◆ EXERCISE PROMPT ◆
Look over the entries that follow and work out how many lines contain "color". State the number only.

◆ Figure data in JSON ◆
-- Start --
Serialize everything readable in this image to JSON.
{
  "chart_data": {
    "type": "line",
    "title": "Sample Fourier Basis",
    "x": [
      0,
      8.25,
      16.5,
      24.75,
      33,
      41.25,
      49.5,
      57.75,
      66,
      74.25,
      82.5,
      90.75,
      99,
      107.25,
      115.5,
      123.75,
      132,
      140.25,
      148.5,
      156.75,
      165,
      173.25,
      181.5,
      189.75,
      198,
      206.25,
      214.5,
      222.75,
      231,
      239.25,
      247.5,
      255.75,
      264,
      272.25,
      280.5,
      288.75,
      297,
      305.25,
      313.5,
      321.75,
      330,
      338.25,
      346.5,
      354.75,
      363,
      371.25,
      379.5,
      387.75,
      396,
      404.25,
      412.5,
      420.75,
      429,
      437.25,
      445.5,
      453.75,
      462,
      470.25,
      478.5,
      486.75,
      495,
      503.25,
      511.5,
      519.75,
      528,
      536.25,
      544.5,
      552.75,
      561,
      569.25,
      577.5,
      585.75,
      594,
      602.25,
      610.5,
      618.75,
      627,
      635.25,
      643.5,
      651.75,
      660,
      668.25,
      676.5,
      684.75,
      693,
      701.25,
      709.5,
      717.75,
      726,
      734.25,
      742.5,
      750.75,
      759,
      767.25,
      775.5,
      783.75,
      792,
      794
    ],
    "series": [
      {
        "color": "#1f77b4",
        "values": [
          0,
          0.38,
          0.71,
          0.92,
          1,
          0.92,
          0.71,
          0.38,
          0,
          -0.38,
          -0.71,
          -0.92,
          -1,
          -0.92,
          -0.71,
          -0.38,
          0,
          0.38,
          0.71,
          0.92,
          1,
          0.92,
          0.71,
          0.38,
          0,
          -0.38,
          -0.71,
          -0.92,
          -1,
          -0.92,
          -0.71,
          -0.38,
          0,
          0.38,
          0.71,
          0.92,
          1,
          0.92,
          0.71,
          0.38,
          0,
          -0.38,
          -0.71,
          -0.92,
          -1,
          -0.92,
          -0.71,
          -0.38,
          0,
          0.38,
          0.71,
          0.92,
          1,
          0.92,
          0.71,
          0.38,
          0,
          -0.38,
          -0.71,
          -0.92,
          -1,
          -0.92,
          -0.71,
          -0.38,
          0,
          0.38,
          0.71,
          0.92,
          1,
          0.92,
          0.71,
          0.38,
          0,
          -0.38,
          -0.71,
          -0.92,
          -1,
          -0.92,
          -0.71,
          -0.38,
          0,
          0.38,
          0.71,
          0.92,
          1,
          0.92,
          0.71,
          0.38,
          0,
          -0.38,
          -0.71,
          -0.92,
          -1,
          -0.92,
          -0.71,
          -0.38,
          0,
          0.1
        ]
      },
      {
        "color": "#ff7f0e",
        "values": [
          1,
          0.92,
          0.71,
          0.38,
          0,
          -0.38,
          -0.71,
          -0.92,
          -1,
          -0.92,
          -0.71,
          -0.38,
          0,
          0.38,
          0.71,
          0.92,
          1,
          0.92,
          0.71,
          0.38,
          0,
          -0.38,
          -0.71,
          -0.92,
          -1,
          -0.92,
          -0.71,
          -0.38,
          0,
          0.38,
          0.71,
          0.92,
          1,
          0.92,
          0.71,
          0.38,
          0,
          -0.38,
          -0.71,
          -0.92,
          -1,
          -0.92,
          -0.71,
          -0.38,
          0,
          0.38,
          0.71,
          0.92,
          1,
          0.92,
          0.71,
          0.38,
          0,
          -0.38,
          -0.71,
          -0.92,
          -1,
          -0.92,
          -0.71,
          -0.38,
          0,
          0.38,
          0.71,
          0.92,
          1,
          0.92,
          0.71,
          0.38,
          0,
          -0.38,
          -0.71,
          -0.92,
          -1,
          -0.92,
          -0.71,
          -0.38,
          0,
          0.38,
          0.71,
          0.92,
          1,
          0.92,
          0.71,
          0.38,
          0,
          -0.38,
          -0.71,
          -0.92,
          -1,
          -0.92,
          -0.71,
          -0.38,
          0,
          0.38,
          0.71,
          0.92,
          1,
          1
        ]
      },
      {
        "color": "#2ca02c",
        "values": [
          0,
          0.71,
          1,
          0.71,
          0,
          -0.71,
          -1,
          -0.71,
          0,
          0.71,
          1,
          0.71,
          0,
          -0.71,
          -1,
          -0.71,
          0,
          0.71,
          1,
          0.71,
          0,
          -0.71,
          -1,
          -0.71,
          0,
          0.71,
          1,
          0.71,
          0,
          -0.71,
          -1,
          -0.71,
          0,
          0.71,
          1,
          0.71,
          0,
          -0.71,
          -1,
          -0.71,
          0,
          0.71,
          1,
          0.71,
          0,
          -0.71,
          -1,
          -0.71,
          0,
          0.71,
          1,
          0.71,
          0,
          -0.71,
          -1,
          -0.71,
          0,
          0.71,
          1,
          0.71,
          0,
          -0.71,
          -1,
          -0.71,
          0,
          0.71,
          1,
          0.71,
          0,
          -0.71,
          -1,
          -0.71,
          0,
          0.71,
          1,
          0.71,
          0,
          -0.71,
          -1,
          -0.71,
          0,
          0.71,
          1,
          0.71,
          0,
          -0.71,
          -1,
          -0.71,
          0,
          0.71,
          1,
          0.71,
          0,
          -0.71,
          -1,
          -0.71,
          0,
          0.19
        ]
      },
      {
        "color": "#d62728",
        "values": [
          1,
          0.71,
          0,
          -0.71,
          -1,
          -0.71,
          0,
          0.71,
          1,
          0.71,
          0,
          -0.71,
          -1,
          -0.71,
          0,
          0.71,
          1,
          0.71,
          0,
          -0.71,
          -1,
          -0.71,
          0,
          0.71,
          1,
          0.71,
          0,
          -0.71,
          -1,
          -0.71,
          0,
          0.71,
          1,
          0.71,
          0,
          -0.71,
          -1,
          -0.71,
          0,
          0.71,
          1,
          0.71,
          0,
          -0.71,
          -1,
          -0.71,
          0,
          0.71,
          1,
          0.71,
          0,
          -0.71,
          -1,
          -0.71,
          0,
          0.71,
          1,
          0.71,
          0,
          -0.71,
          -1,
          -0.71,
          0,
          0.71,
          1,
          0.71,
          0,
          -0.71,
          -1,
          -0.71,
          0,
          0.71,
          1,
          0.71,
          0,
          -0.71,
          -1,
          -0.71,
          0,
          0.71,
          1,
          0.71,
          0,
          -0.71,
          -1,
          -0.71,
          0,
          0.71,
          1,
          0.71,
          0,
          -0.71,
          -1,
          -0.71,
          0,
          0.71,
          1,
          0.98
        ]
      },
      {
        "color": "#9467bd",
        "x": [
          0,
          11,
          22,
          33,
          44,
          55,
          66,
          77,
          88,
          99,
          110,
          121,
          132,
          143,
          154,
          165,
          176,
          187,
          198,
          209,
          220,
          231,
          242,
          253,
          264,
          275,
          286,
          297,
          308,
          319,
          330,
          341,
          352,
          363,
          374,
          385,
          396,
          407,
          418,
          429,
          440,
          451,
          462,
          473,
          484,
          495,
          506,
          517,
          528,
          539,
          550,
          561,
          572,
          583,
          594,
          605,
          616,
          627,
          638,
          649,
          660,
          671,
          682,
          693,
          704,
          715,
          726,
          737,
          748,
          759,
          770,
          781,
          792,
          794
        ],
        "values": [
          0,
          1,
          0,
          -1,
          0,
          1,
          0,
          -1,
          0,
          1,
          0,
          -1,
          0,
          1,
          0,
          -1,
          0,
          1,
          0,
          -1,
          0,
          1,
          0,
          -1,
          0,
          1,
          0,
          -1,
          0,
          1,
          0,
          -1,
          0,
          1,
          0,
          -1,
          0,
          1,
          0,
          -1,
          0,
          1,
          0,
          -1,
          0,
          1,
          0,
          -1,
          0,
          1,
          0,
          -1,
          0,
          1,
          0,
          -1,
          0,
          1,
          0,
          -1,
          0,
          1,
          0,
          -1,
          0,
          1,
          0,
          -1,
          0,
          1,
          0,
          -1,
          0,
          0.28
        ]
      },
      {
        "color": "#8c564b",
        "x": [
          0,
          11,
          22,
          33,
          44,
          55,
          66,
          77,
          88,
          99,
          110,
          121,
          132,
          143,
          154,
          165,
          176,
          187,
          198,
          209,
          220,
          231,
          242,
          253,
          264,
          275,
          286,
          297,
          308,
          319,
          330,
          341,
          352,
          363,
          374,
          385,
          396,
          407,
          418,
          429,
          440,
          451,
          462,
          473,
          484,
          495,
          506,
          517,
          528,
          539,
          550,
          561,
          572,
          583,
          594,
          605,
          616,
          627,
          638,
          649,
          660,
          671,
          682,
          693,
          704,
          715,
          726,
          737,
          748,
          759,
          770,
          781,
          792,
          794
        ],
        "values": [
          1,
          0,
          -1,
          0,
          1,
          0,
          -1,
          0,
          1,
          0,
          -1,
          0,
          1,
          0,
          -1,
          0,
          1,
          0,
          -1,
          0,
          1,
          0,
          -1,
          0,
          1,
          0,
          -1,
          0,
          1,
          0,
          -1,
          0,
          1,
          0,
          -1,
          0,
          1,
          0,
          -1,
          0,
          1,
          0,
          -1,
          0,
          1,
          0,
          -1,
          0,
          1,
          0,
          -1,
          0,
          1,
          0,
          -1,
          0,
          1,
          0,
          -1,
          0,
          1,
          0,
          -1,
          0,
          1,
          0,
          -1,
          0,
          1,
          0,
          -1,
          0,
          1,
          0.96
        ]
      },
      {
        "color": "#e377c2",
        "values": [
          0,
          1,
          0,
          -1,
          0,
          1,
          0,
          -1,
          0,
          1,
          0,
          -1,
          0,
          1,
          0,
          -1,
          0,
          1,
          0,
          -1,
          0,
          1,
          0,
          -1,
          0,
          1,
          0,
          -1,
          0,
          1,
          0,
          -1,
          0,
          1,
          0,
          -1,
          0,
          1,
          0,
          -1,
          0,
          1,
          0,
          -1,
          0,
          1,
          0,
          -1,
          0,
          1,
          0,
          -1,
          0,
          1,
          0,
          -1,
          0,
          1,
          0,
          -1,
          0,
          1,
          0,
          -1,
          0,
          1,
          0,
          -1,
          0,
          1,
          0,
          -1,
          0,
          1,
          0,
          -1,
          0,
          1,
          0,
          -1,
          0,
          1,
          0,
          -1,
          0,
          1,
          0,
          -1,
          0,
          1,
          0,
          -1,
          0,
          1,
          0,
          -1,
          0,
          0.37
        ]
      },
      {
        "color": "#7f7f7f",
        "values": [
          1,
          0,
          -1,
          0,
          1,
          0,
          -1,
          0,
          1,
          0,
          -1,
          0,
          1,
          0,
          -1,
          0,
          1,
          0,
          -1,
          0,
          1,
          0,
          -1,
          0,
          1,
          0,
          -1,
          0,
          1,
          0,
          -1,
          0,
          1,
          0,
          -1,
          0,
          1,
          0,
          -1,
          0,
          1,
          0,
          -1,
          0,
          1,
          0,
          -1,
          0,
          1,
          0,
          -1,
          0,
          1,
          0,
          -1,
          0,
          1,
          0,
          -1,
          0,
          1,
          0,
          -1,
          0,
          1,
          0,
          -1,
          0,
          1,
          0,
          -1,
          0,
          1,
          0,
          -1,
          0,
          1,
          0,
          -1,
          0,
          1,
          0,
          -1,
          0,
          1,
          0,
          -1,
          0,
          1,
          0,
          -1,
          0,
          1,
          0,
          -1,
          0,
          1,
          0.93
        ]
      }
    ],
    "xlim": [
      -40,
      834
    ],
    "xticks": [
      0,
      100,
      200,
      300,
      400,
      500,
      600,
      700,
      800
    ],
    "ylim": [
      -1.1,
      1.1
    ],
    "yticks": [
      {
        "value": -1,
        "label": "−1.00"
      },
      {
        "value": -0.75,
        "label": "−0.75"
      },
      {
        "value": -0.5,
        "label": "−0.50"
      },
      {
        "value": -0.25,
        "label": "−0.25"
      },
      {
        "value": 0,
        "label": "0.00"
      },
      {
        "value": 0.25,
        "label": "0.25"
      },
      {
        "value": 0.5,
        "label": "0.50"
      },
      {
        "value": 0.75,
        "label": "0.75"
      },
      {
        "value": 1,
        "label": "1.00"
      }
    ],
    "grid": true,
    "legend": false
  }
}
-- End --
◆ OUTPUT FOR THIS TASK ◆
8